SET EXERCISE
Copy the records that follow exactly as written, but not their pictures.

EXERCISE MATERIAL
# # # # # # #

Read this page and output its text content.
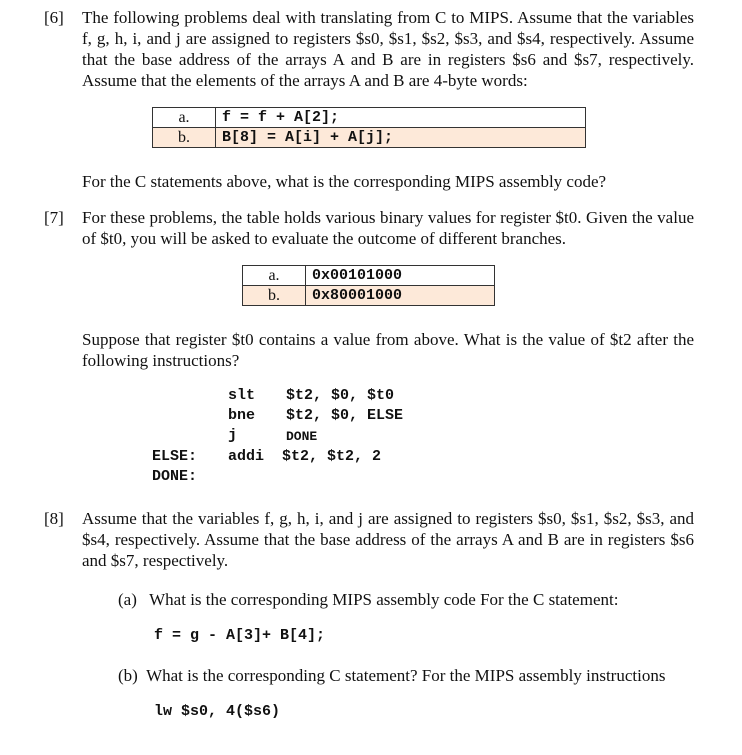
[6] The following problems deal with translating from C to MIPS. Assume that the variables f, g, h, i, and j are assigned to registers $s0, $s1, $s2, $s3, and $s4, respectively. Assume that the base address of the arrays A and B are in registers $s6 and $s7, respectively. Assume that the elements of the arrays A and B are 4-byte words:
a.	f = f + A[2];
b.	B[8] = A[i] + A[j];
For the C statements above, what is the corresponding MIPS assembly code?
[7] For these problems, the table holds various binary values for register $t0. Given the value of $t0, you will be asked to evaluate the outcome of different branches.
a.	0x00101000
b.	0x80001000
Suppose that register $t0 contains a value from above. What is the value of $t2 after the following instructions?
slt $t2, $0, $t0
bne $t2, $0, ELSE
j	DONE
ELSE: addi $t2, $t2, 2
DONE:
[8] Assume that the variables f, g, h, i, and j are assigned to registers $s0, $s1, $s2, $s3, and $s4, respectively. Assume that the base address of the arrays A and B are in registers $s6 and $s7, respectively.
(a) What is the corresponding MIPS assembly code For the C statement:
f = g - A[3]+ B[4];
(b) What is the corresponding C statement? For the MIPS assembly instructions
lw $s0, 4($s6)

# # # # # # #

REPLY TO THE TASK
Read this page and output its text content.
[6] The following problems deal with translating from C to MIPS. Assume that the variables f, g, h, i, and j are assigned to registers $s0, $s1, $s2, $s3, and $s4, respectively. Assume that the base address of the arrays A and B are in registers $s6 and $s7, respectively. Assume that the elements of the arrays A and B are 4-byte words:
a.	f = f + A[2];
b.	B[8] = A[i] + A[j];
For the C statements above, what is the corresponding MIPS assembly code?
[7] For these problems, the table holds various binary values for register $t0. Given the value of $t0, you will be asked to evaluate the outcome of different branches.
a.	0x00101000
b.	0x80001000
Suppose that register $t0 contains a value from above. What is the value of $t2 after the following instructions?
slt $t2, $0, $t0
bne $t2, $0, ELSE
j	DONE
ELSE: addi $t2, $t2, 2
DONE:
[8] Assume that the variables f, g, h, i, and j are assigned to registers $s0, $s1, $s2, $s3, and $s4, respectively. Assume that the base address of the arrays A and B are in registers $s6 and $s7, respectively.
(a) What is the corresponding MIPS assembly code For the C statement:
f = g - A[3]+ B[4];
(b) What is the corresponding C statement? For the MIPS assembly instructions
lw $s0, 4($s6)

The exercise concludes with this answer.